#### Input
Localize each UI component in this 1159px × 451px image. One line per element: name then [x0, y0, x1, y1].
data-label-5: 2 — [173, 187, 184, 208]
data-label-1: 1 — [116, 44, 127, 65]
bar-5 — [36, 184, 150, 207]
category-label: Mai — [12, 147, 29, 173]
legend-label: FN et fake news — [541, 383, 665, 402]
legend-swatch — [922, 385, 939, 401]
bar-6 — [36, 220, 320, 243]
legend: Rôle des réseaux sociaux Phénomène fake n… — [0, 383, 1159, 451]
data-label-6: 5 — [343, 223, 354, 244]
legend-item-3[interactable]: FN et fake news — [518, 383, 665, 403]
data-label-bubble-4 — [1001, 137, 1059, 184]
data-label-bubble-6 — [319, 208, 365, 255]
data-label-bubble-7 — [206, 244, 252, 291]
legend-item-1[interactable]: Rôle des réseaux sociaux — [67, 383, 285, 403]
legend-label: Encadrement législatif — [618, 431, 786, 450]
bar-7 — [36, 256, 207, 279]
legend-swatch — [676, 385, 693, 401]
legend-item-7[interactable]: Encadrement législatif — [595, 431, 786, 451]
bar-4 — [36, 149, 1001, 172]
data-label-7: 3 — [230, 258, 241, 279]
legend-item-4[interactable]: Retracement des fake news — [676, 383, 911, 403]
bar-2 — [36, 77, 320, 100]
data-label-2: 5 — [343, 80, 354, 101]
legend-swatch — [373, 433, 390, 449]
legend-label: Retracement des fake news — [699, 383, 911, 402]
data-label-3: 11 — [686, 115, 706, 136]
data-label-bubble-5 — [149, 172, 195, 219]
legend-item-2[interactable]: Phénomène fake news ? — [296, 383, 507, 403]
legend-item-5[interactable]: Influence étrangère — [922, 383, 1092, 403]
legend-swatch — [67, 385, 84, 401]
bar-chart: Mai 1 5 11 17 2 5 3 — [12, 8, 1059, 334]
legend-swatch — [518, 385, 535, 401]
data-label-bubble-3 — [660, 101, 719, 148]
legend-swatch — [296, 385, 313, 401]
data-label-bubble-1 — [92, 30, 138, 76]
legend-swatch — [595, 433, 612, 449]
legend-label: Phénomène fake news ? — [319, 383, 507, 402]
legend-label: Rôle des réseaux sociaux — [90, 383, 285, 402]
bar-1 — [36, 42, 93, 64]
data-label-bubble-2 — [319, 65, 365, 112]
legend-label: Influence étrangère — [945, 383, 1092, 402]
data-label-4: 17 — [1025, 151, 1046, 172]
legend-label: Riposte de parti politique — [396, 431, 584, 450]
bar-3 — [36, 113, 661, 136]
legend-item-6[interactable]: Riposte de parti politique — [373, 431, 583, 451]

#### Objective
Turn the lines in all the items above into one numbered list, leaving out any blank lines.

#### Reply
1. Localize each UI component in this 1159px × 451px image. One line per element: name then [x0, y0, x1, y1].
2. data-label-5: 2 — [173, 187, 184, 208]
3. data-label-1: 1 — [116, 44, 127, 65]
4. bar-5 — [36, 184, 150, 207]
5. category-label: Mai — [12, 147, 29, 173]
6. legend-label: FN et fake news — [541, 383, 665, 402]
7. legend-swatch — [922, 385, 939, 401]
8. bar-6 — [36, 220, 320, 243]
9. legend: Rôle des réseaux sociaux Phénomène fake n… — [0, 383, 1159, 451]
10. data-label-6: 5 — [343, 223, 354, 244]
11. legend-item-3[interactable]: FN et fake news — [518, 383, 665, 403]
12. data-label-bubble-4 — [1001, 137, 1059, 184]
13. data-label-bubble-6 — [319, 208, 365, 255]
14. data-label-bubble-7 — [206, 244, 252, 291]
15. legend-item-1[interactable]: Rôle des réseaux sociaux — [67, 383, 285, 403]
16. legend-label: Encadrement législatif — [618, 431, 786, 450]
17. bar-7 — [36, 256, 207, 279]
18. legend-swatch — [676, 385, 693, 401]
19. legend-item-7[interactable]: Encadrement législatif — [595, 431, 786, 451]
20. bar-4 — [36, 149, 1001, 172]
21. data-label-7: 3 — [230, 258, 241, 279]
22. legend-item-4[interactable]: Retracement des fake news — [676, 383, 911, 403]
23. bar-2 — [36, 77, 320, 100]
24. data-label-2: 5 — [343, 80, 354, 101]
25. legend-swatch — [373, 433, 390, 449]
26. legend-label: Retracement des fake news — [699, 383, 911, 402]
27. data-label-3: 11 — [686, 115, 706, 136]
28. data-label-bubble-5 — [149, 172, 195, 219]
29. legend-item-2[interactable]: Phénomène fake news ? — [296, 383, 507, 403]
30. legend-item-5[interactable]: Influence étrangère — [922, 383, 1092, 403]
31. legend-swatch — [67, 385, 84, 401]
32. bar-chart: Mai 1 5 11 17 2 5 3 — [12, 8, 1059, 334]
33. legend-swatch — [518, 385, 535, 401]
34. data-label-bubble-3 — [660, 101, 719, 148]
35. legend-swatch — [296, 385, 313, 401]
36. data-label-bubble-1 — [92, 30, 138, 76]
37. legend-swatch — [595, 433, 612, 449]
38. legend-label: Phénomène fake news ? — [319, 383, 507, 402]
39. legend-label: Rôle des réseaux sociaux — [90, 383, 285, 402]
40. bar-1 — [36, 42, 93, 64]
41. data-label-bubble-2 — [319, 65, 365, 112]
42. legend-label: Influence étrangère — [945, 383, 1092, 402]
43. data-label-4: 17 — [1025, 151, 1046, 172]
44. legend-label: Riposte de parti politique — [396, 431, 584, 450]
45. bar-3 — [36, 113, 661, 136]
46. legend-item-6[interactable]: Riposte de parti politique — [373, 431, 583, 451]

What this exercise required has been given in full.